◆ **Records**:
** BEGIN **

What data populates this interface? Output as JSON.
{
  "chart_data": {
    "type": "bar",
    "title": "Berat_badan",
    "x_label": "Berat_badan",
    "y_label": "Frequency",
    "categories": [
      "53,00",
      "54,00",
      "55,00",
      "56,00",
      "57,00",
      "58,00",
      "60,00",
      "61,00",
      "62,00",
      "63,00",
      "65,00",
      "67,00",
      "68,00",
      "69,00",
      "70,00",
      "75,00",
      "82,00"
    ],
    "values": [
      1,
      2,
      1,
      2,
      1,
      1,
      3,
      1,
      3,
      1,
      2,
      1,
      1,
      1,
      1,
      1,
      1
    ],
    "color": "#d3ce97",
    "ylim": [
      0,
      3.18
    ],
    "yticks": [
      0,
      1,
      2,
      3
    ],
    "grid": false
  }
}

** END **
** BEGIN **

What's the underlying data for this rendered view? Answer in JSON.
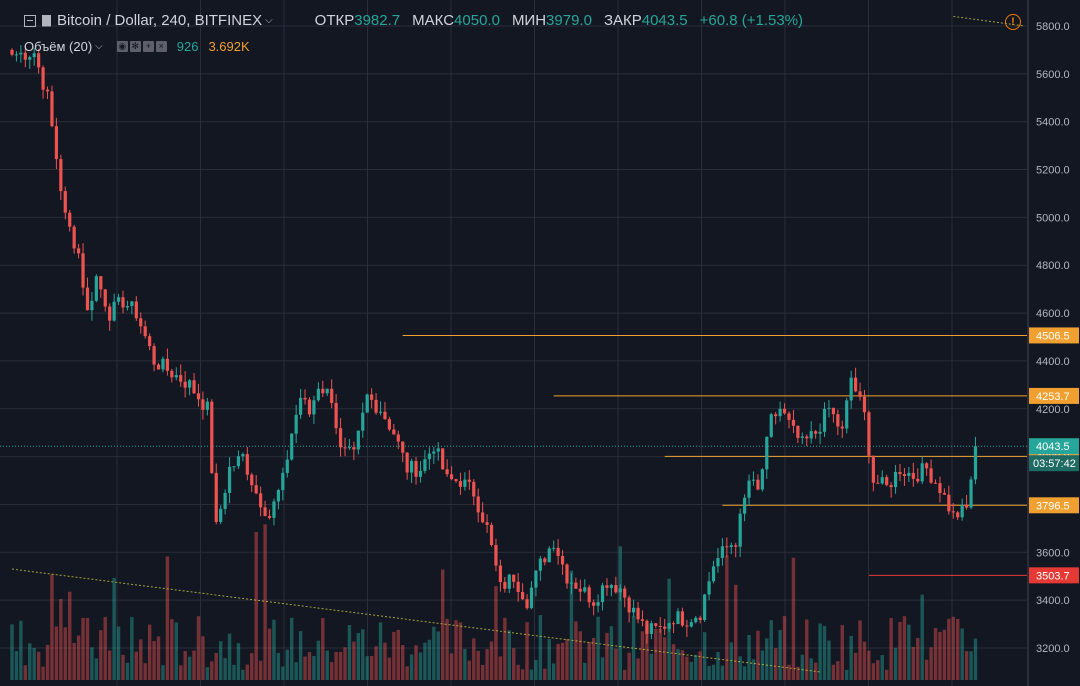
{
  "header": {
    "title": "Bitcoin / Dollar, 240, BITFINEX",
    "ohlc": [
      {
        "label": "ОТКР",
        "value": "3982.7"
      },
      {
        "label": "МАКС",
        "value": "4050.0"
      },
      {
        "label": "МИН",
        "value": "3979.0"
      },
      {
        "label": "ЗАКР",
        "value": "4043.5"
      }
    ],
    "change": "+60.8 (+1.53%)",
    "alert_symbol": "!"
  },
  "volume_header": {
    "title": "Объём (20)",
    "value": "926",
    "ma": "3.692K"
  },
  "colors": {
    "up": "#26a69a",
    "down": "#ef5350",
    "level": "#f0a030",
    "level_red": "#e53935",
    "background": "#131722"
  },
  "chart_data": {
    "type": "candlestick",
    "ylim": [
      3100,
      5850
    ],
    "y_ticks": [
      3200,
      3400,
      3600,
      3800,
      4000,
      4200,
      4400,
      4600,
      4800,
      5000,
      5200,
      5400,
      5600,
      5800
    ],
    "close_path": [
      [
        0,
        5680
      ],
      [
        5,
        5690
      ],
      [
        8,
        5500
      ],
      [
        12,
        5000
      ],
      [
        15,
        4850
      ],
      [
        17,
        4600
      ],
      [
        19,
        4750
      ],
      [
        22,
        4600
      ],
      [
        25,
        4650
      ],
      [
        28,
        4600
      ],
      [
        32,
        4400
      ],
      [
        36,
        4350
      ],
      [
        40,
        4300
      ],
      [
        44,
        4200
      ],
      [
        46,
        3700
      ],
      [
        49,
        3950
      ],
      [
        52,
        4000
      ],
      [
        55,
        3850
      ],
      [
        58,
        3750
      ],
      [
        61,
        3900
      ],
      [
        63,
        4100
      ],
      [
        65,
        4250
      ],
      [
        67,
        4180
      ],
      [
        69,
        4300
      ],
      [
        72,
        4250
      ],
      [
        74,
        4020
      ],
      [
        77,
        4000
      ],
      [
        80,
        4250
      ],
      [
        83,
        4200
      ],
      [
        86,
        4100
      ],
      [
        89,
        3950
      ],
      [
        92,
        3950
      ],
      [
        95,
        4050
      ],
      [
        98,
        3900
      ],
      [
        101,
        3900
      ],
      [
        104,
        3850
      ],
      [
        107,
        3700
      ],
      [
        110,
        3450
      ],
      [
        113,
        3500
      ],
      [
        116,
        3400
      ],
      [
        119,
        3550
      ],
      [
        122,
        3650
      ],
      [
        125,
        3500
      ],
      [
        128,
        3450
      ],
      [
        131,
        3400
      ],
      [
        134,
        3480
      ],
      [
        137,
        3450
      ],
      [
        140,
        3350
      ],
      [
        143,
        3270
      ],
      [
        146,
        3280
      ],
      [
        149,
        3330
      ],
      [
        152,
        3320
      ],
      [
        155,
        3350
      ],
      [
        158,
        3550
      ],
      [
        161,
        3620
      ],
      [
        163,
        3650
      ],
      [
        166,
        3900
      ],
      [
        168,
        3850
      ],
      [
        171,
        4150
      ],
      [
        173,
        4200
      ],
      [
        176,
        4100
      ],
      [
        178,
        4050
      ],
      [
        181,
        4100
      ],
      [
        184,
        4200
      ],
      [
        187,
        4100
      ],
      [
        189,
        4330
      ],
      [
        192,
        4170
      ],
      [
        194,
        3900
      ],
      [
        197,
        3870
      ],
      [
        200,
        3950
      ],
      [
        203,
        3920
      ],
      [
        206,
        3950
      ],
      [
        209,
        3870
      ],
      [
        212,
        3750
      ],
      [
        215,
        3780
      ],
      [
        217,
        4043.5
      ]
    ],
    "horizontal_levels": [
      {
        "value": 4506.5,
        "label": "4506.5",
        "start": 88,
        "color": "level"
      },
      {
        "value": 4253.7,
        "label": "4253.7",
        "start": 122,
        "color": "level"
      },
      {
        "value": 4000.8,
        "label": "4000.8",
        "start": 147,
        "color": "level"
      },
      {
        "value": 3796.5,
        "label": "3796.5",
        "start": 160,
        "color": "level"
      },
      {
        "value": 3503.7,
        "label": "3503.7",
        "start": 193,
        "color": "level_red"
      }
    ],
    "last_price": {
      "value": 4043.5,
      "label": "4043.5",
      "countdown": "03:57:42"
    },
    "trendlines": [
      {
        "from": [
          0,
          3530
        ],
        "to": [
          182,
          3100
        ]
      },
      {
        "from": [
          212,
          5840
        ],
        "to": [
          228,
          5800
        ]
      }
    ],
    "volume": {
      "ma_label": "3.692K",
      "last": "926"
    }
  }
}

** END **
** BEGIN **

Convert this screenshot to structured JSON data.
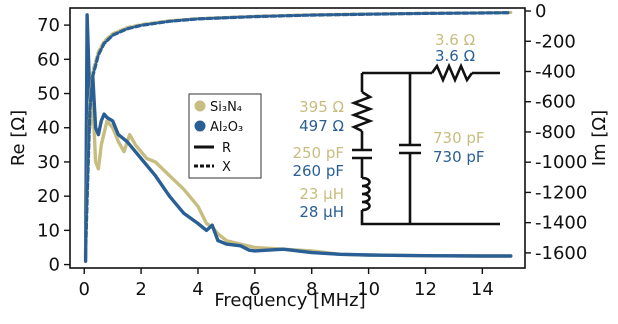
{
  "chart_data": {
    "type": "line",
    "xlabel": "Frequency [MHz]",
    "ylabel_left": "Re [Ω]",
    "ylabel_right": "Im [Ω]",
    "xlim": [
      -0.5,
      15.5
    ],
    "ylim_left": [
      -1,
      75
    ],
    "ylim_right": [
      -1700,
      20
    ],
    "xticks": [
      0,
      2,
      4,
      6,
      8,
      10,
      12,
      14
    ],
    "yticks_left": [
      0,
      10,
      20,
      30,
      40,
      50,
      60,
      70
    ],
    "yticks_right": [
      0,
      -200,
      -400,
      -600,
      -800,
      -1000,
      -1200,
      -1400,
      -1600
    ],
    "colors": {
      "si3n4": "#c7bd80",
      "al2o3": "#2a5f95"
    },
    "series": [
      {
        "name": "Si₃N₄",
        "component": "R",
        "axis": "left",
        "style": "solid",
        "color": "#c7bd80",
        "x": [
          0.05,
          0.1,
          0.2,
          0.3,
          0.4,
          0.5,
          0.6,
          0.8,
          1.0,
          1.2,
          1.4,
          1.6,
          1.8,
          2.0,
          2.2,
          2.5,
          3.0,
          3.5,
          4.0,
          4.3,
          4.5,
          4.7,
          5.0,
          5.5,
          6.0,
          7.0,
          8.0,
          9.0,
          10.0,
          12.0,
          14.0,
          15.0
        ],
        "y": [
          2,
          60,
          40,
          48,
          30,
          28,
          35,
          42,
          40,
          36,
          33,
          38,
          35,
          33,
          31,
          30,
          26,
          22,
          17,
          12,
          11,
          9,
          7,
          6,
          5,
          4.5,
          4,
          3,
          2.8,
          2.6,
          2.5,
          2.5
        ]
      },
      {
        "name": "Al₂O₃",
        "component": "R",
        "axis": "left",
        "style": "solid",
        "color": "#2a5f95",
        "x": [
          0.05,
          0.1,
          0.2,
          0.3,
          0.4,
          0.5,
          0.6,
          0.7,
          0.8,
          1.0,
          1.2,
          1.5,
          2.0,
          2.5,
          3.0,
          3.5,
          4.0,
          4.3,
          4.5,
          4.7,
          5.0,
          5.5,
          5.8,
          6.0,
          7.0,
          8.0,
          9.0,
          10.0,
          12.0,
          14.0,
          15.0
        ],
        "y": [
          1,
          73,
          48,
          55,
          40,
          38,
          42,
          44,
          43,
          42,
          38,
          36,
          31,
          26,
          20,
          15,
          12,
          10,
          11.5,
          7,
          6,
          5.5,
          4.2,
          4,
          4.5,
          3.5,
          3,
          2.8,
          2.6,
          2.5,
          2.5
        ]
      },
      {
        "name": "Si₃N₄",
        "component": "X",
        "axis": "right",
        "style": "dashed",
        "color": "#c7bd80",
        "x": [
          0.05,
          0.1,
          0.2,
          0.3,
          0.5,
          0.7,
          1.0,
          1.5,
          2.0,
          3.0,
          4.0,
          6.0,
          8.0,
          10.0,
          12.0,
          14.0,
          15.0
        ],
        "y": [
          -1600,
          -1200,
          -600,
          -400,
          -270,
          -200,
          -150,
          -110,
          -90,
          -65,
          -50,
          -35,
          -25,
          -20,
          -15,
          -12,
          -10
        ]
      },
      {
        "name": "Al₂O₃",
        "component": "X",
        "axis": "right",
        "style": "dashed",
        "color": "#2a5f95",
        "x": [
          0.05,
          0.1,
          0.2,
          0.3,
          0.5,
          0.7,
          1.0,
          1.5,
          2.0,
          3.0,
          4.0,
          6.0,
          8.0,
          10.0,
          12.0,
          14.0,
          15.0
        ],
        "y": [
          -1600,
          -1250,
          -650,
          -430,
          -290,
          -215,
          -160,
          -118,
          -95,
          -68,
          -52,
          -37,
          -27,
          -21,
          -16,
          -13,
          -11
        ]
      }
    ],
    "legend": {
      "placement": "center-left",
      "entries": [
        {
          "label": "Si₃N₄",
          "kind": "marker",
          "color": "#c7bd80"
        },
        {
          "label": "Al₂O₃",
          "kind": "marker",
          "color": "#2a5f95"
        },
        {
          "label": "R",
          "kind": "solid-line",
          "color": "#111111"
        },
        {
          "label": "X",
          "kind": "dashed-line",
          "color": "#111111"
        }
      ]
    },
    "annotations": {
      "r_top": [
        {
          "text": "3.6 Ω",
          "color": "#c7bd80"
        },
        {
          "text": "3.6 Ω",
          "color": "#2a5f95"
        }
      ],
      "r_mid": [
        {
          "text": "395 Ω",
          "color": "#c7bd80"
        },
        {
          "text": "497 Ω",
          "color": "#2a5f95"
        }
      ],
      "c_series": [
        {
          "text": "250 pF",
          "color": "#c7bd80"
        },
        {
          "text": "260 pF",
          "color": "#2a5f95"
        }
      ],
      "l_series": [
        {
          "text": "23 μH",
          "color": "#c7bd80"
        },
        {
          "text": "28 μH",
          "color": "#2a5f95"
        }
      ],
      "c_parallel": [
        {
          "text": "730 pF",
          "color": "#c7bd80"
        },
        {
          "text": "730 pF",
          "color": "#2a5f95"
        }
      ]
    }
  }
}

** END **

Identify and list each line with the word "Frequency".

◆ **Full solution**:
    "y_label": "Frequency",
    "xlabel": "Frequency [MHz]",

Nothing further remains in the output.